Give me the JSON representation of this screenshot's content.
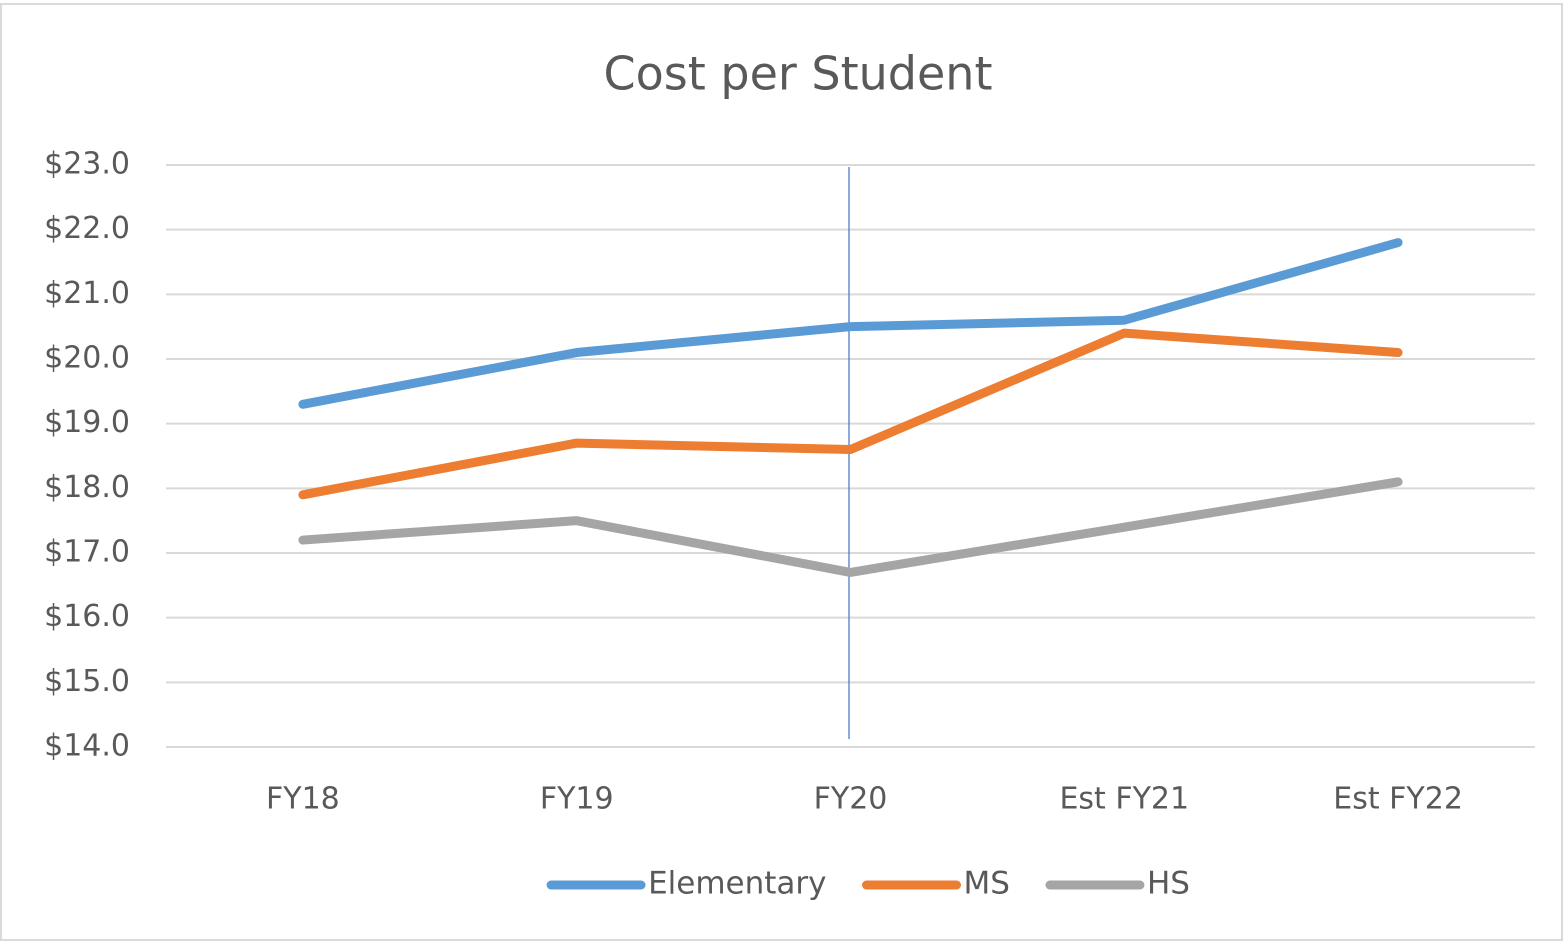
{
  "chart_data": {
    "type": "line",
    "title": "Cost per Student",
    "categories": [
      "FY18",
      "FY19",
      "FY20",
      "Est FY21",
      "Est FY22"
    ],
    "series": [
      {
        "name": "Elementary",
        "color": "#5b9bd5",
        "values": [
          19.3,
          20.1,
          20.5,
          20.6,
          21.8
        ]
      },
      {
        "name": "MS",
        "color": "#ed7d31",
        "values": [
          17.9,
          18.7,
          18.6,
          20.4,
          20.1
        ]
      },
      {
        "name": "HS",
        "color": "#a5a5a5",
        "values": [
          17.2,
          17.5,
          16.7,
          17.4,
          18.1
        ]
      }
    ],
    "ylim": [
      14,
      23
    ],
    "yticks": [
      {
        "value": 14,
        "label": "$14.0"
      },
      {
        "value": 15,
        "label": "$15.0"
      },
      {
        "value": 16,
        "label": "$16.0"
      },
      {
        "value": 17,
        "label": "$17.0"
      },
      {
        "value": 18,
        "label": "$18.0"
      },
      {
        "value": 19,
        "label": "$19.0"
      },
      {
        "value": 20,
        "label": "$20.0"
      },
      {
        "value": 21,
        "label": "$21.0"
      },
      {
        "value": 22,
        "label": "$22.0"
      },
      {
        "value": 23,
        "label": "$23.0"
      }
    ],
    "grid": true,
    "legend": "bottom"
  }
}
******************************
■ Problem to solve: Drop the images and quote the entries word for word.

■ Result of this task:
Give me the JSON representation of this screenshot's content.
{
  "chart_data": {
    "type": "line",
    "title": "Cost per Student",
    "categories": [
      "FY18",
      "FY19",
      "FY20",
      "Est FY21",
      "Est FY22"
    ],
    "series": [
      {
        "name": "Elementary",
        "color": "#5b9bd5",
        "values": [
          19.3,
          20.1,
          20.5,
          20.6,
          21.8
        ]
      },
      {
        "name": "MS",
        "color": "#ed7d31",
        "values": [
          17.9,
          18.7,
          18.6,
          20.4,
          20.1
        ]
      },
      {
        "name": "HS",
        "color": "#a5a5a5",
        "values": [
          17.2,
          17.5,
          16.7,
          17.4,
          18.1
        ]
      }
    ],
    "ylim": [
      14,
      23
    ],
    "yticks": [
      {
        "value": 14,
        "label": "$14.0"
      },
      {
        "value": 15,
        "label": "$15.0"
      },
      {
        "value": 16,
        "label": "$16.0"
      },
      {
        "value": 17,
        "label": "$17.0"
      },
      {
        "value": 18,
        "label": "$18.0"
      },
      {
        "value": 19,
        "label": "$19.0"
      },
      {
        "value": 20,
        "label": "$20.0"
      },
      {
        "value": 21,
        "label": "$21.0"
      },
      {
        "value": 22,
        "label": "$22.0"
      },
      {
        "value": 23,
        "label": "$23.0"
      }
    ],
    "grid": true,
    "legend": "bottom"
  }
}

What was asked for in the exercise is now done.